• [How to complete this task] Please transcribe every record below exactly as it appears.

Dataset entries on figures
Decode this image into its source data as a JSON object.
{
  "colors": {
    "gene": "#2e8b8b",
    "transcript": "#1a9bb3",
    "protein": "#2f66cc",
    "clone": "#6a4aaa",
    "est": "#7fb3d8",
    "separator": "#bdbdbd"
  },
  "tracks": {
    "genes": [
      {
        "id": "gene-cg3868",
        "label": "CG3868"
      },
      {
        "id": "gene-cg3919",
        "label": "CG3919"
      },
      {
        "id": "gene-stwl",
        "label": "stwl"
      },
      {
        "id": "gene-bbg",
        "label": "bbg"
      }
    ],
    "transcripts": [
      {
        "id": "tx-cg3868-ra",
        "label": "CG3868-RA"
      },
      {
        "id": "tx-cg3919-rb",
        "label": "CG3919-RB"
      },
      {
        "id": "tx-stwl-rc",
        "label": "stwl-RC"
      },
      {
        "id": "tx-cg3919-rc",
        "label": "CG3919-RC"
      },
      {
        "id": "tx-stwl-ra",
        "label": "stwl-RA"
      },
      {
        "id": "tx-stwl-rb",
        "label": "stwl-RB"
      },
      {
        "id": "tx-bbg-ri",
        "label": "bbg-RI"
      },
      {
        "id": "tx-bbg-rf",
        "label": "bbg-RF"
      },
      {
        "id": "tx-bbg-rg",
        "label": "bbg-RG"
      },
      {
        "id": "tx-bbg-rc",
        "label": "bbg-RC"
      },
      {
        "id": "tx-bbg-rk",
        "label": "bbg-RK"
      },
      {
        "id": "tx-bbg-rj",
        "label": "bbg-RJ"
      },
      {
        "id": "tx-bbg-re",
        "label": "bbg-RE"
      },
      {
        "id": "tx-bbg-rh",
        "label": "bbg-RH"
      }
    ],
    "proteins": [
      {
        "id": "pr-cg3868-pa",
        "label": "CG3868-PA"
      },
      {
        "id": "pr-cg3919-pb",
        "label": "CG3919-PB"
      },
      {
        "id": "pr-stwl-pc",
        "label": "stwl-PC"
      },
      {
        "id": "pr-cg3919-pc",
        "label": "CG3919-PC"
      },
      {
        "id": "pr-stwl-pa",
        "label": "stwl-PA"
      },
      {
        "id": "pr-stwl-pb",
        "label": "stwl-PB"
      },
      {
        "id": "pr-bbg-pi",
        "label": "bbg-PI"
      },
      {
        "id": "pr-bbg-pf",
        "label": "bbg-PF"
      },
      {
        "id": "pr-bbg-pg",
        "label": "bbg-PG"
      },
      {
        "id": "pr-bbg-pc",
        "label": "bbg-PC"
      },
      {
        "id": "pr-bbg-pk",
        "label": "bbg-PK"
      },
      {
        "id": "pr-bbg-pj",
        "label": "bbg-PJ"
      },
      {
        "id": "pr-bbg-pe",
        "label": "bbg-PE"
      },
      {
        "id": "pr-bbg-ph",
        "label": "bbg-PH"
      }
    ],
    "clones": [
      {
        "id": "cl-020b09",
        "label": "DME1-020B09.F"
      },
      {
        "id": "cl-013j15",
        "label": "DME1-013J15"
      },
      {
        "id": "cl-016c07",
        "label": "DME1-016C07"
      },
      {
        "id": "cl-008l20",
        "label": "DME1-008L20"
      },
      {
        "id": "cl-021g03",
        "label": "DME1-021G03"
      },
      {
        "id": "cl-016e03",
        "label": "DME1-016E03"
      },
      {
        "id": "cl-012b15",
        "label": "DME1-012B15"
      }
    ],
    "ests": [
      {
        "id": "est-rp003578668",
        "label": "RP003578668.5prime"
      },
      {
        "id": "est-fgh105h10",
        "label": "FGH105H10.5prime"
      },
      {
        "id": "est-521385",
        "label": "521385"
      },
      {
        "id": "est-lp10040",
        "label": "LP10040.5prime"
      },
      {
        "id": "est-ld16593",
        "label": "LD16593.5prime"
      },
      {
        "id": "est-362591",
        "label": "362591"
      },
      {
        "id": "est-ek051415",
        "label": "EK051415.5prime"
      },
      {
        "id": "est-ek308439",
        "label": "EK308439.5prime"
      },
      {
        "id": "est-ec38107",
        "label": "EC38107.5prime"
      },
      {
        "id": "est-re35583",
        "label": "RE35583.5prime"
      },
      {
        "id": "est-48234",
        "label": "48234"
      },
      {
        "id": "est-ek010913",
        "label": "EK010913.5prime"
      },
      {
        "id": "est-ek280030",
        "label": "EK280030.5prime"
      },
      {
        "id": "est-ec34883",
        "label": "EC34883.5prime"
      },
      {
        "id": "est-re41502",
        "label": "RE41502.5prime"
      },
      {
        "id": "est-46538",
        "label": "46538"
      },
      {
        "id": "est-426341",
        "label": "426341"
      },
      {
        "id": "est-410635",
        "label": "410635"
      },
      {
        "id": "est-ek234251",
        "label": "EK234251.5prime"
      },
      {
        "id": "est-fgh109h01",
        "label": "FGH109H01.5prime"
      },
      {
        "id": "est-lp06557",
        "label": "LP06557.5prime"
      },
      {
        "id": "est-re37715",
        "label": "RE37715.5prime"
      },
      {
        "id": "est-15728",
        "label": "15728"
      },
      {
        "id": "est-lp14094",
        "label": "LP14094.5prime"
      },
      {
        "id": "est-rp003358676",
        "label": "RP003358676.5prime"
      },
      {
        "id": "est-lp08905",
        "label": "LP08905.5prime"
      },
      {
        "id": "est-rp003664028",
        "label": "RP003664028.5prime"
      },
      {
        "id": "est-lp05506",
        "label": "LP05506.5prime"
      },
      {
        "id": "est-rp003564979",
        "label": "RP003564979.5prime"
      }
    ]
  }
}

• [Expected output]
Decode this image into its source data as a JSON object.
{
  "colors": {
    "gene": "#2e8b8b",
    "transcript": "#1a9bb3",
    "protein": "#2f66cc",
    "clone": "#6a4aaa",
    "est": "#7fb3d8",
    "separator": "#bdbdbd"
  },
  "tracks": {
    "genes": [
      {
        "id": "gene-cg3868",
        "label": "CG3868"
      },
      {
        "id": "gene-cg3919",
        "label": "CG3919"
      },
      {
        "id": "gene-stwl",
        "label": "stwl"
      },
      {
        "id": "gene-bbg",
        "label": "bbg"
      }
    ],
    "transcripts": [
      {
        "id": "tx-cg3868-ra",
        "label": "CG3868-RA"
      },
      {
        "id": "tx-cg3919-rb",
        "label": "CG3919-RB"
      },
      {
        "id": "tx-stwl-rc",
        "label": "stwl-RC"
      },
      {
        "id": "tx-cg3919-rc",
        "label": "CG3919-RC"
      },
      {
        "id": "tx-stwl-ra",
        "label": "stwl-RA"
      },
      {
        "id": "tx-stwl-rb",
        "label": "stwl-RB"
      },
      {
        "id": "tx-bbg-ri",
        "label": "bbg-RI"
      },
      {
        "id": "tx-bbg-rf",
        "label": "bbg-RF"
      },
      {
        "id": "tx-bbg-rg",
        "label": "bbg-RG"
      },
      {
        "id": "tx-bbg-rc",
        "label": "bbg-RC"
      },
      {
        "id": "tx-bbg-rk",
        "label": "bbg-RK"
      },
      {
        "id": "tx-bbg-rj",
        "label": "bbg-RJ"
      },
      {
        "id": "tx-bbg-re",
        "label": "bbg-RE"
      },
      {
        "id": "tx-bbg-rh",
        "label": "bbg-RH"
      }
    ],
    "proteins": [
      {
        "id": "pr-cg3868-pa",
        "label": "CG3868-PA"
      },
      {
        "id": "pr-cg3919-pb",
        "label": "CG3919-PB"
      },
      {
        "id": "pr-stwl-pc",
        "label": "stwl-PC"
      },
      {
        "id": "pr-cg3919-pc",
        "label": "CG3919-PC"
      },
      {
        "id": "pr-stwl-pa",
        "label": "stwl-PA"
      },
      {
        "id": "pr-stwl-pb",
        "label": "stwl-PB"
      },
      {
        "id": "pr-bbg-pi",
        "label": "bbg-PI"
      },
      {
        "id": "pr-bbg-pf",
        "label": "bbg-PF"
      },
      {
        "id": "pr-bbg-pg",
        "label": "bbg-PG"
      },
      {
        "id": "pr-bbg-pc",
        "label": "bbg-PC"
      },
      {
        "id": "pr-bbg-pk",
        "label": "bbg-PK"
      },
      {
        "id": "pr-bbg-pj",
        "label": "bbg-PJ"
      },
      {
        "id": "pr-bbg-pe",
        "label": "bbg-PE"
      },
      {
        "id": "pr-bbg-ph",
        "label": "bbg-PH"
      }
    ],
    "clones": [
      {
        "id": "cl-020b09",
        "label": "DME1-020B09.F"
      },
      {
        "id": "cl-013j15",
        "label": "DME1-013J15"
      },
      {
        "id": "cl-016c07",
        "label": "DME1-016C07"
      },
      {
        "id": "cl-008l20",
        "label": "DME1-008L20"
      },
      {
        "id": "cl-021g03",
        "label": "DME1-021G03"
      },
      {
        "id": "cl-016e03",
        "label": "DME1-016E03"
      },
      {
        "id": "cl-012b15",
        "label": "DME1-012B15"
      }
    ],
    "ests": [
      {
        "id": "est-rp003578668",
        "label": "RP003578668.5prime"
      },
      {
        "id": "est-fgh105h10",
        "label": "FGH105H10.5prime"
      },
      {
        "id": "est-521385",
        "label": "521385"
      },
      {
        "id": "est-lp10040",
        "label": "LP10040.5prime"
      },
      {
        "id": "est-ld16593",
        "label": "LD16593.5prime"
      },
      {
        "id": "est-362591",
        "label": "362591"
      },
      {
        "id": "est-ek051415",
        "label": "EK051415.5prime"
      },
      {
        "id": "est-ek308439",
        "label": "EK308439.5prime"
      },
      {
        "id": "est-ec38107",
        "label": "EC38107.5prime"
      },
      {
        "id": "est-re35583",
        "label": "RE35583.5prime"
      },
      {
        "id": "est-48234",
        "label": "48234"
      },
      {
        "id": "est-ek010913",
        "label": "EK010913.5prime"
      },
      {
        "id": "est-ek280030",
        "label": "EK280030.5prime"
      },
      {
        "id": "est-ec34883",
        "label": "EC34883.5prime"
      },
      {
        "id": "est-re41502",
        "label": "RE41502.5prime"
      },
      {
        "id": "est-46538",
        "label": "46538"
      },
      {
        "id": "est-426341",
        "label": "426341"
      },
      {
        "id": "est-410635",
        "label": "410635"
      },
      {
        "id": "est-ek234251",
        "label": "EK234251.5prime"
      },
      {
        "id": "est-fgh109h01",
        "label": "FGH109H01.5prime"
      },
      {
        "id": "est-lp06557",
        "label": "LP06557.5prime"
      },
      {
        "id": "est-re37715",
        "label": "RE37715.5prime"
      },
      {
        "id": "est-15728",
        "label": "15728"
      },
      {
        "id": "est-lp14094",
        "label": "LP14094.5prime"
      },
      {
        "id": "est-rp003358676",
        "label": "RP003358676.5prime"
      },
      {
        "id": "est-lp08905",
        "label": "LP08905.5prime"
      },
      {
        "id": "est-rp003664028",
        "label": "RP003664028.5prime"
      },
      {
        "id": "est-lp05506",
        "label": "LP05506.5prime"
      },
      {
        "id": "est-rp003564979",
        "label": "RP003564979.5prime"
      }
    ]
  }
}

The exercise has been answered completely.